* **What to do**
Give the data a second time, exactly and in full.

* **Dataset excerpts**
::::::::::

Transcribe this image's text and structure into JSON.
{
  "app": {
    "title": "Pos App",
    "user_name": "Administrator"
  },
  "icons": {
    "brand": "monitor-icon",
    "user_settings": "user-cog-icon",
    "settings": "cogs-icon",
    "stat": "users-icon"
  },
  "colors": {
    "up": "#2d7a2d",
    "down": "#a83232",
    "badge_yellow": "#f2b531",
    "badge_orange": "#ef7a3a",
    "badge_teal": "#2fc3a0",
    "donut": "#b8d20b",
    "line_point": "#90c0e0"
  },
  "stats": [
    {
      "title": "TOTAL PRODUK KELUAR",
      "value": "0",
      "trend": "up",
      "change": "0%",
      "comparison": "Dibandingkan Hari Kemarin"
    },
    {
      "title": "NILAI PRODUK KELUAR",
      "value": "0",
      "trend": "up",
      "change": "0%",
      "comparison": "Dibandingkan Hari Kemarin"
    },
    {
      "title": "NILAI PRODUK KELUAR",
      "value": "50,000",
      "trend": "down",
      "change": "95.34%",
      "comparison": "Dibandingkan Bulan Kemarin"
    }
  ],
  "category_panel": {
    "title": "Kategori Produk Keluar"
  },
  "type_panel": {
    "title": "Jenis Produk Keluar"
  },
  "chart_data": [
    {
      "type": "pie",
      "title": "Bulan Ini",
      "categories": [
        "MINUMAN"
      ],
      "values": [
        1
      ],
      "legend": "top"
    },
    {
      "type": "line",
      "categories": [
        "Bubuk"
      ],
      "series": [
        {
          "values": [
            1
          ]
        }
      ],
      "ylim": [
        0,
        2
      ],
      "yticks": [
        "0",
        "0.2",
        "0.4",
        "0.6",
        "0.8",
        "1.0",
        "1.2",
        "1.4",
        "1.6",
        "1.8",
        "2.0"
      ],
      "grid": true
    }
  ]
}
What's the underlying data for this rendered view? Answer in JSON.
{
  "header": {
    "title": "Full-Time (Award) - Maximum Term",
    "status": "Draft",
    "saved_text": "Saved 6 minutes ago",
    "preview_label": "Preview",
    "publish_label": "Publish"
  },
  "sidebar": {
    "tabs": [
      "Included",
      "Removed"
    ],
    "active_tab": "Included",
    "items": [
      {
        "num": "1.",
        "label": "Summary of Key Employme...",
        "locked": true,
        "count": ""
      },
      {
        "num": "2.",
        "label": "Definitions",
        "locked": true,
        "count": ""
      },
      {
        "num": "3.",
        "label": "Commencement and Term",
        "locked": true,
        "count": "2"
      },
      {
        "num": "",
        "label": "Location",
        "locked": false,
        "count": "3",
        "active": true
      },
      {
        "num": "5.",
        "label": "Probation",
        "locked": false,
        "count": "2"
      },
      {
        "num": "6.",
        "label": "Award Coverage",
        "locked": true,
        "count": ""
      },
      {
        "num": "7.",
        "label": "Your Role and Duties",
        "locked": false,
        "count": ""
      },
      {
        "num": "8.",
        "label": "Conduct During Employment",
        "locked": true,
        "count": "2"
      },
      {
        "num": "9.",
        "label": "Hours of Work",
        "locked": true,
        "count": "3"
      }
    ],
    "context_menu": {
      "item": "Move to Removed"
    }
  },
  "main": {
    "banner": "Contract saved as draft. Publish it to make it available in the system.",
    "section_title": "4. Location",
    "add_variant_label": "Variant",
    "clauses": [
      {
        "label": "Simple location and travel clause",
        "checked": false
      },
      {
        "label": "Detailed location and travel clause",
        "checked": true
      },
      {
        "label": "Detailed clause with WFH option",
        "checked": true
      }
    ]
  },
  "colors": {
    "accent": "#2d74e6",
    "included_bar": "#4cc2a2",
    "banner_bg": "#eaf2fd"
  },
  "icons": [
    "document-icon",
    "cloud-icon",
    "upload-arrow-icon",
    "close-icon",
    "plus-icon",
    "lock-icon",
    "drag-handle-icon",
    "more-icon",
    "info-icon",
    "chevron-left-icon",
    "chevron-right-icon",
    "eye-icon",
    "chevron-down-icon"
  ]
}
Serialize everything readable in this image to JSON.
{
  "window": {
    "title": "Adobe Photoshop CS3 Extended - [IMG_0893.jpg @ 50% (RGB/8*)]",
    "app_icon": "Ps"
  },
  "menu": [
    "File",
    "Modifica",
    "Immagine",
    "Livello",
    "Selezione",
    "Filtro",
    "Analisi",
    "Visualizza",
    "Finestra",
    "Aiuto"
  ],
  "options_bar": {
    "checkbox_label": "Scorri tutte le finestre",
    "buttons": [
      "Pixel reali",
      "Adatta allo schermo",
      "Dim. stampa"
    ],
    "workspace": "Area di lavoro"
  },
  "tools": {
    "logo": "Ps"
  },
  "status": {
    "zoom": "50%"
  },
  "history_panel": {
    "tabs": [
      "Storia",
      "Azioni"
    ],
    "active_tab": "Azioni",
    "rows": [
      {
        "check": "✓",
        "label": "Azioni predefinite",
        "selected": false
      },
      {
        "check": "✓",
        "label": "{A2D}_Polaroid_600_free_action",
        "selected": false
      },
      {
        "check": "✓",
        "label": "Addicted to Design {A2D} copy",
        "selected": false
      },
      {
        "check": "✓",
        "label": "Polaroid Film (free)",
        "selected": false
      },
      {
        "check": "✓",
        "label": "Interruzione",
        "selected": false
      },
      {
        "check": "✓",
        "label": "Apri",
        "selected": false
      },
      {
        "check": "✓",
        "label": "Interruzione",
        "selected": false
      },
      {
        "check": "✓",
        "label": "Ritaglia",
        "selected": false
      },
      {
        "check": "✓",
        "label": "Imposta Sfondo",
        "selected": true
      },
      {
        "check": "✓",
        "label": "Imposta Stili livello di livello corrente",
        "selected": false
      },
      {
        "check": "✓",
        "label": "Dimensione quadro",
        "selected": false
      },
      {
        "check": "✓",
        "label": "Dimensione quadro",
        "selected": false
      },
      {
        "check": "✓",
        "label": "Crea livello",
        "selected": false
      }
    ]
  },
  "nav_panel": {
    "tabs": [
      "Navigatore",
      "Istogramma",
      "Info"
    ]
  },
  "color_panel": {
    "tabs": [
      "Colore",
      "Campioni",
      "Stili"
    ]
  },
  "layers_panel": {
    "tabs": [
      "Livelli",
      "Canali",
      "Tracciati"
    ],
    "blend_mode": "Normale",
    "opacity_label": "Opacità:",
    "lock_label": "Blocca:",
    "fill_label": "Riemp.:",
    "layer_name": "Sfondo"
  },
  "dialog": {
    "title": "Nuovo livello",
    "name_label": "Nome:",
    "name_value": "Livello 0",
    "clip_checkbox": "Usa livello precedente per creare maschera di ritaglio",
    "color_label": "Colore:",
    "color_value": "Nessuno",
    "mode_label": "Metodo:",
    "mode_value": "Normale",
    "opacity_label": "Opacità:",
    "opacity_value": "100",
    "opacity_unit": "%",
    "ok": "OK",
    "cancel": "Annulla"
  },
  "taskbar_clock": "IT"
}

::::::::::

* **Solution for this exercise**
Transcribe this image's text and structure into JSON.
{
  "app": {
    "title": "Pos App",
    "user_name": "Administrator"
  },
  "icons": {
    "brand": "monitor-icon",
    "user_settings": "user-cog-icon",
    "settings": "cogs-icon",
    "stat": "users-icon"
  },
  "colors": {
    "up": "#2d7a2d",
    "down": "#a83232",
    "badge_yellow": "#f2b531",
    "badge_orange": "#ef7a3a",
    "badge_teal": "#2fc3a0",
    "donut": "#b8d20b",
    "line_point": "#90c0e0"
  },
  "stats": [
    {
      "title": "TOTAL PRODUK KELUAR",
      "value": "0",
      "trend": "up",
      "change": "0%",
      "comparison": "Dibandingkan Hari Kemarin"
    },
    {
      "title": "NILAI PRODUK KELUAR",
      "value": "0",
      "trend": "up",
      "change": "0%",
      "comparison": "Dibandingkan Hari Kemarin"
    },
    {
      "title": "NILAI PRODUK KELUAR",
      "value": "50,000",
      "trend": "down",
      "change": "95.34%",
      "comparison": "Dibandingkan Bulan Kemarin"
    }
  ],
  "category_panel": {
    "title": "Kategori Produk Keluar"
  },
  "type_panel": {
    "title": "Jenis Produk Keluar"
  },
  "chart_data": [
    {
      "type": "pie",
      "title": "Bulan Ini",
      "categories": [
        "MINUMAN"
      ],
      "values": [
        1
      ],
      "legend": "top"
    },
    {
      "type": "line",
      "categories": [
        "Bubuk"
      ],
      "series": [
        {
          "values": [
            1
          ]
        }
      ],
      "ylim": [
        0,
        2
      ],
      "yticks": [
        "0",
        "0.2",
        "0.4",
        "0.6",
        "0.8",
        "1.0",
        "1.2",
        "1.4",
        "1.6",
        "1.8",
        "2.0"
      ],
      "grid": true
    }
  ]
}
What's the underlying data for this rendered view? Answer in JSON.
{
  "header": {
    "title": "Full-Time (Award) - Maximum Term",
    "status": "Draft",
    "saved_text": "Saved 6 minutes ago",
    "preview_label": "Preview",
    "publish_label": "Publish"
  },
  "sidebar": {
    "tabs": [
      "Included",
      "Removed"
    ],
    "active_tab": "Included",
    "items": [
      {
        "num": "1.",
        "label": "Summary of Key Employme...",
        "locked": true,
        "count": ""
      },
      {
        "num": "2.",
        "label": "Definitions",
        "locked": true,
        "count": ""
      },
      {
        "num": "3.",
        "label": "Commencement and Term",
        "locked": true,
        "count": "2"
      },
      {
        "num": "",
        "label": "Location",
        "locked": false,
        "count": "3",
        "active": true
      },
      {
        "num": "5.",
        "label": "Probation",
        "locked": false,
        "count": "2"
      },
      {
        "num": "6.",
        "label": "Award Coverage",
        "locked": true,
        "count": ""
      },
      {
        "num": "7.",
        "label": "Your Role and Duties",
        "locked": false,
        "count": ""
      },
      {
        "num": "8.",
        "label": "Conduct During Employment",
        "locked": true,
        "count": "2"
      },
      {
        "num": "9.",
        "label": "Hours of Work",
        "locked": true,
        "count": "3"
      }
    ],
    "context_menu": {
      "item": "Move to Removed"
    }
  },
  "main": {
    "banner": "Contract saved as draft. Publish it to make it available in the system.",
    "section_title": "4. Location",
    "add_variant_label": "Variant",
    "clauses": [
      {
        "label": "Simple location and travel clause",
        "checked": false
      },
      {
        "label": "Detailed location and travel clause",
        "checked": true
      },
      {
        "label": "Detailed clause with WFH option",
        "checked": true
      }
    ]
  },
  "colors": {
    "accent": "#2d74e6",
    "included_bar": "#4cc2a2",
    "banner_bg": "#eaf2fd"
  },
  "icons": [
    "document-icon",
    "cloud-icon",
    "upload-arrow-icon",
    "close-icon",
    "plus-icon",
    "lock-icon",
    "drag-handle-icon",
    "more-icon",
    "info-icon",
    "chevron-left-icon",
    "chevron-right-icon",
    "eye-icon",
    "chevron-down-icon"
  ]
}
Serialize everything readable in this image to JSON.
{
  "window": {
    "title": "Adobe Photoshop CS3 Extended - [IMG_0893.jpg @ 50% (RGB/8*)]",
    "app_icon": "Ps"
  },
  "menu": [
    "File",
    "Modifica",
    "Immagine",
    "Livello",
    "Selezione",
    "Filtro",
    "Analisi",
    "Visualizza",
    "Finestra",
    "Aiuto"
  ],
  "options_bar": {
    "checkbox_label": "Scorri tutte le finestre",
    "buttons": [
      "Pixel reali",
      "Adatta allo schermo",
      "Dim. stampa"
    ],
    "workspace": "Area di lavoro"
  },
  "tools": {
    "logo": "Ps"
  },
  "status": {
    "zoom": "50%"
  },
  "history_panel": {
    "tabs": [
      "Storia",
      "Azioni"
    ],
    "active_tab": "Azioni",
    "rows": [
      {
        "check": "✓",
        "label": "Azioni predefinite",
        "selected": false
      },
      {
        "check": "✓",
        "label": "{A2D}_Polaroid_600_free_action",
        "selected": false
      },
      {
        "check": "✓",
        "label": "Addicted to Design {A2D} copy",
        "selected": false
      },
      {
        "check": "✓",
        "label": "Polaroid Film (free)",
        "selected": false
      },
      {
        "check": "✓",
        "label": "Interruzione",
        "selected": false
      },
      {
        "check": "✓",
        "label": "Apri",
        "selected": false
      },
      {
        "check": "✓",
        "label": "Interruzione",
        "selected": false
      },
      {
        "check": "✓",
        "label": "Ritaglia",
        "selected": false
      },
      {
        "check": "✓",
        "label": "Imposta Sfondo",
        "selected": true
      },
      {
        "check": "✓",
        "label": "Imposta Stili livello di livello corrente",
        "selected": false
      },
      {
        "check": "✓",
        "label": "Dimensione quadro",
        "selected": false
      },
      {
        "check": "✓",
        "label": "Dimensione quadro",
        "selected": false
      },
      {
        "check": "✓",
        "label": "Crea livello",
        "selected": false
      }
    ]
  },
  "nav_panel": {
    "tabs": [
      "Navigatore",
      "Istogramma",
      "Info"
    ]
  },
  "color_panel": {
    "tabs": [
      "Colore",
      "Campioni",
      "Stili"
    ]
  },
  "layers_panel": {
    "tabs": [
      "Livelli",
      "Canali",
      "Tracciati"
    ],
    "blend_mode": "Normale",
    "opacity_label": "Opacità:",
    "lock_label": "Blocca:",
    "fill_label": "Riemp.:",
    "layer_name": "Sfondo"
  },
  "dialog": {
    "title": "Nuovo livello",
    "name_label": "Nome:",
    "name_value": "Livello 0",
    "clip_checkbox": "Usa livello precedente per creare maschera di ritaglio",
    "color_label": "Colore:",
    "color_value": "Nessuno",
    "mode_label": "Metodo:",
    "mode_value": "Normale",
    "opacity_label": "Opacità:",
    "opacity_value": "100",
    "opacity_unit": "%",
    "ok": "OK",
    "cancel": "Annulla"
  },
  "taskbar_clock": "IT"
}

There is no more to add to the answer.